### TASK INPUTS
· · · · ·
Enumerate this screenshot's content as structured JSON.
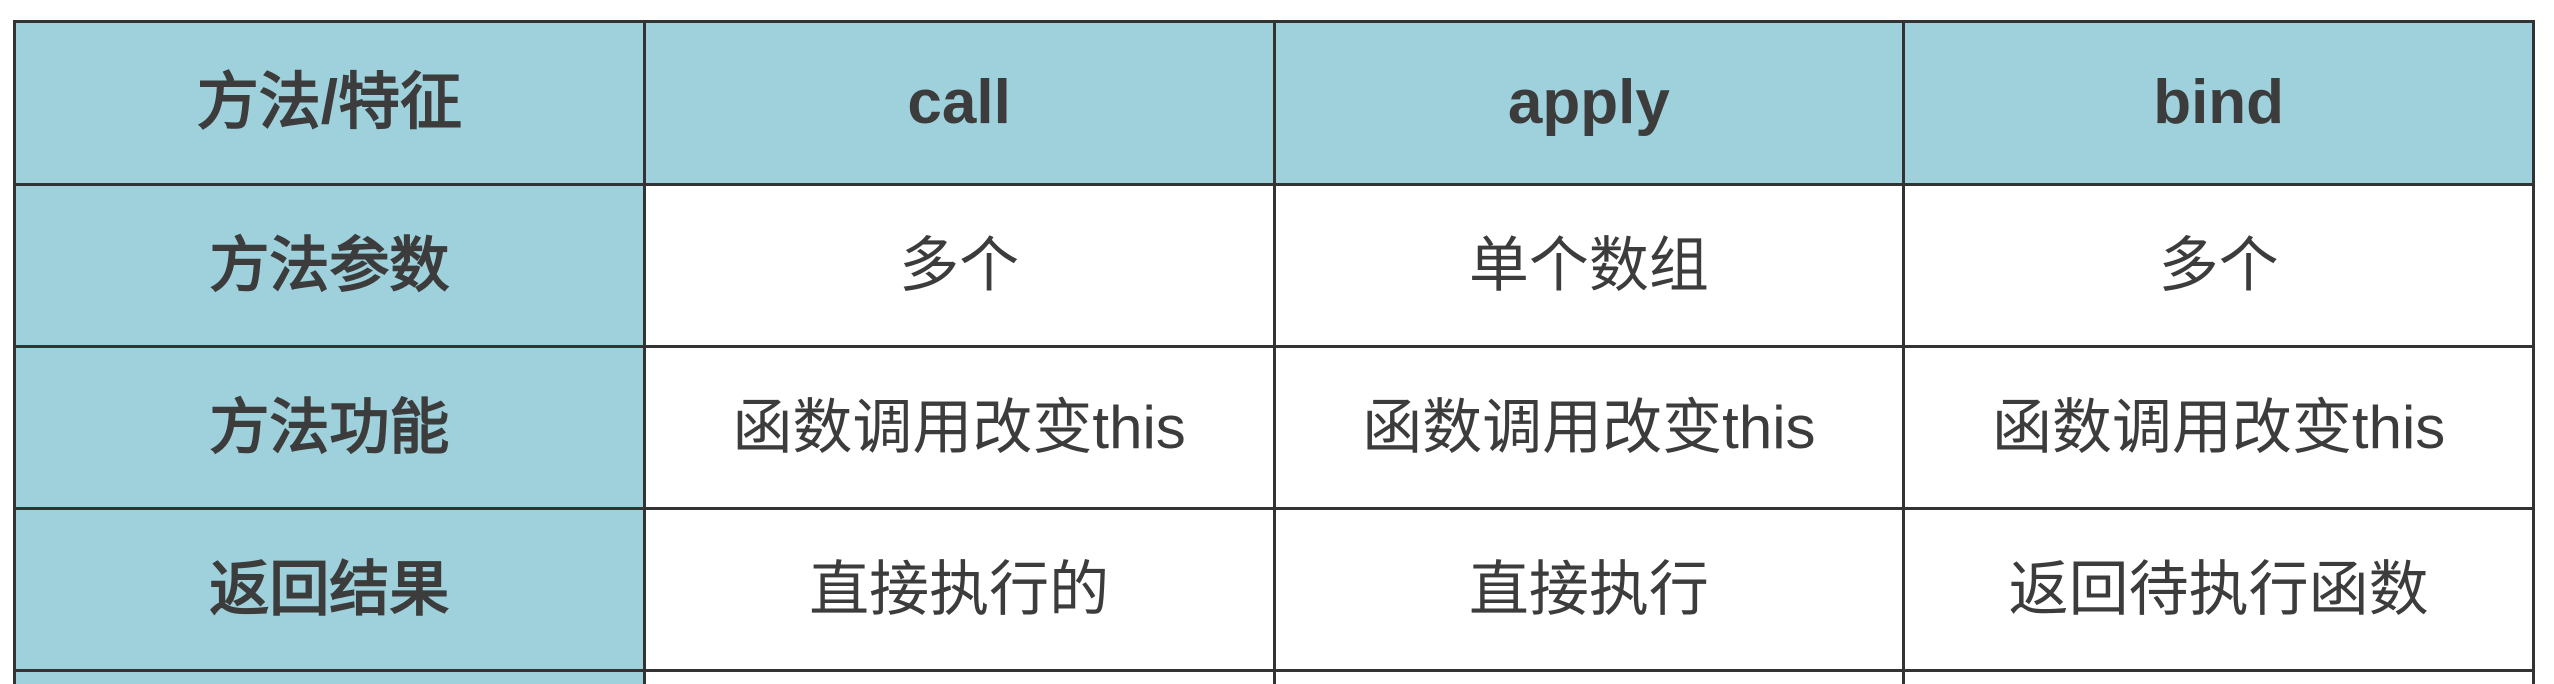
{
  "colors": {
    "header_bg": "#9ed1dc",
    "cell_bg": "#ffffff",
    "border": "#333333",
    "text": "#3c3c3c"
  },
  "table": {
    "header": {
      "corner": "方法/特征",
      "columns": [
        "call",
        "apply",
        "bind"
      ]
    },
    "rows": [
      {
        "label": "方法参数",
        "cells": [
          "多个",
          "单个数组",
          "多个"
        ]
      },
      {
        "label": "方法功能",
        "cells": [
          "函数调用改变this",
          "函数调用改变this",
          "函数调用改变this"
        ]
      },
      {
        "label": "返回结果",
        "cells": [
          "直接执行的",
          "直接执行",
          "返回待执行函数"
        ]
      }
    ]
  }
}
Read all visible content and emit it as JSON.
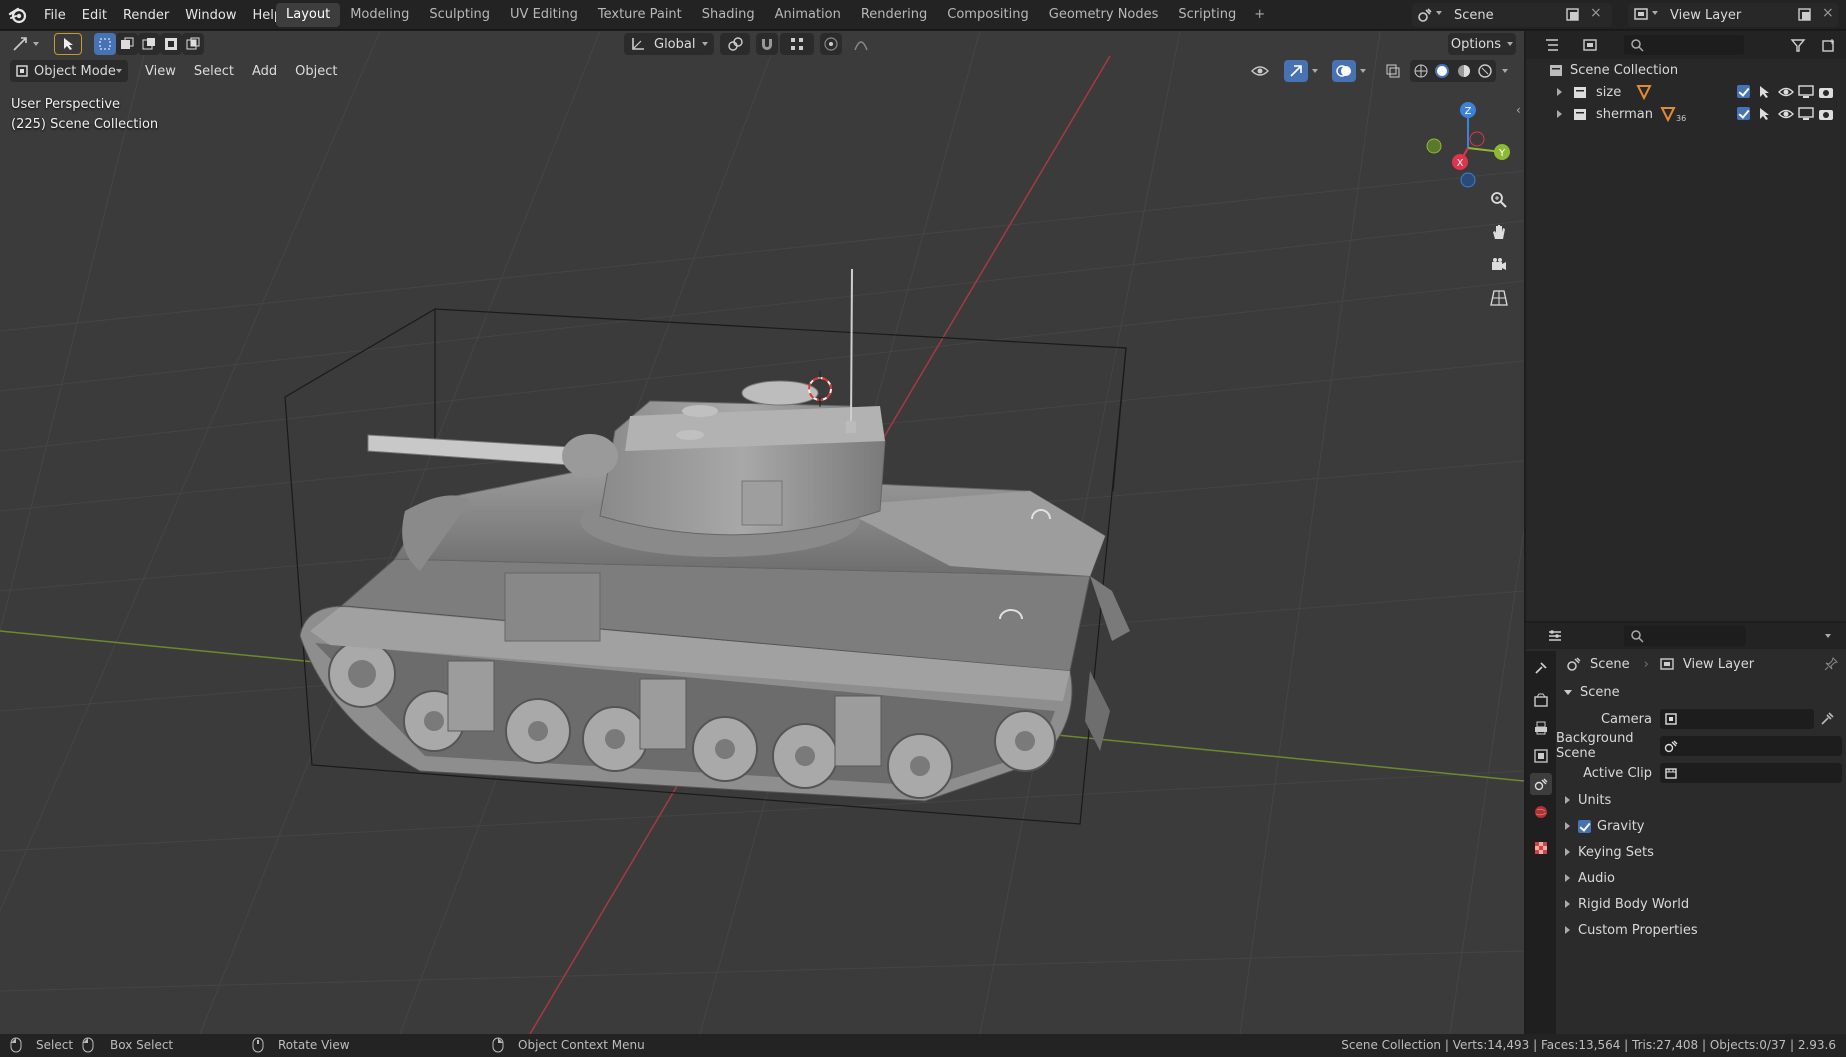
{
  "menu": [
    "File",
    "Edit",
    "Render",
    "Window",
    "Help"
  ],
  "workspaces": [
    "Layout",
    "Modeling",
    "Sculpting",
    "UV Editing",
    "Texture Paint",
    "Shading",
    "Animation",
    "Rendering",
    "Compositing",
    "Geometry Nodes",
    "Scripting"
  ],
  "active_workspace": "Layout",
  "scene_selector": "Scene",
  "view_layer_selector": "View Layer",
  "viewport": {
    "mode": "Object Mode",
    "menus": [
      "View",
      "Select",
      "Add",
      "Object"
    ],
    "transform_orientation": "Global",
    "options_label": "Options",
    "overlay_line1": "User Perspective",
    "overlay_line2": "(225) Scene Collection",
    "gizmo_axes": {
      "x": "X",
      "y": "Y",
      "z": "Z"
    }
  },
  "outliner": {
    "root": "Scene Collection",
    "items": [
      {
        "name": "size"
      },
      {
        "name": "sherman",
        "badge": "36"
      }
    ]
  },
  "properties": {
    "breadcrumb_scene": "Scene",
    "breadcrumb_view_layer": "View Layer",
    "panel_title": "Scene",
    "camera_label": "Camera",
    "background_scene_label": "Background Scene",
    "active_clip_label": "Active Clip",
    "subpanels": [
      "Units",
      "Gravity",
      "Keying Sets",
      "Audio",
      "Rigid Body World",
      "Custom Properties"
    ],
    "gravity_checked": true
  },
  "status": {
    "select": "Select",
    "box_select": "Box Select",
    "rotate_view": "Rotate View",
    "context_menu": "Object Context Menu",
    "stats": "Scene Collection | Verts:14,493 | Faces:13,564 | Tris:27,408 | Objects:0/37 | 2.93.6"
  },
  "colors": {
    "accent": "#4772b3",
    "x_axis": "#e2334c",
    "y_axis": "#8cba35",
    "z_axis": "#3b82d9"
  }
}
· · · · ·
### GIVEN PROBLEM
Copy, exactly and exclusively, the lines beginning with the one that contains "Read all visible content and emit it as JSON." and ending with the last line of the listing; pictures are to be omitted.

### FINISHED EXERCISE
Read all visible content and emit it as JSON.
{
  "menu": [
    "File",
    "Edit",
    "Render",
    "Window",
    "Help"
  ],
  "workspaces": [
    "Layout",
    "Modeling",
    "Sculpting",
    "UV Editing",
    "Texture Paint",
    "Shading",
    "Animation",
    "Rendering",
    "Compositing",
    "Geometry Nodes",
    "Scripting"
  ],
  "active_workspace": "Layout",
  "scene_selector": "Scene",
  "view_layer_selector": "View Layer",
  "viewport": {
    "mode": "Object Mode",
    "menus": [
      "View",
      "Select",
      "Add",
      "Object"
    ],
    "transform_orientation": "Global",
    "options_label": "Options",
    "overlay_line1": "User Perspective",
    "overlay_line2": "(225) Scene Collection",
    "gizmo_axes": {
      "x": "X",
      "y": "Y",
      "z": "Z"
    }
  },
  "outliner": {
    "root": "Scene Collection",
    "items": [
      {
        "name": "size"
      },
      {
        "name": "sherman",
        "badge": "36"
      }
    ]
  },
  "properties": {
    "breadcrumb_scene": "Scene",
    "breadcrumb_view_layer": "View Layer",
    "panel_title": "Scene",
    "camera_label": "Camera",
    "background_scene_label": "Background Scene",
    "active_clip_label": "Active Clip",
    "subpanels": [
      "Units",
      "Gravity",
      "Keying Sets",
      "Audio",
      "Rigid Body World",
      "Custom Properties"
    ],
    "gravity_checked": true
  },
  "status": {
    "select": "Select",
    "box_select": "Box Select",
    "rotate_view": "Rotate View",
    "context_menu": "Object Context Menu",
    "stats": "Scene Collection | Verts:14,493 | Faces:13,564 | Tris:27,408 | Objects:0/37 | 2.93.6"
  },
  "colors": {
    "accent": "#4772b3",
    "x_axis": "#e2334c",
    "y_axis": "#8cba35",
    "z_axis": "#3b82d9"
  }
}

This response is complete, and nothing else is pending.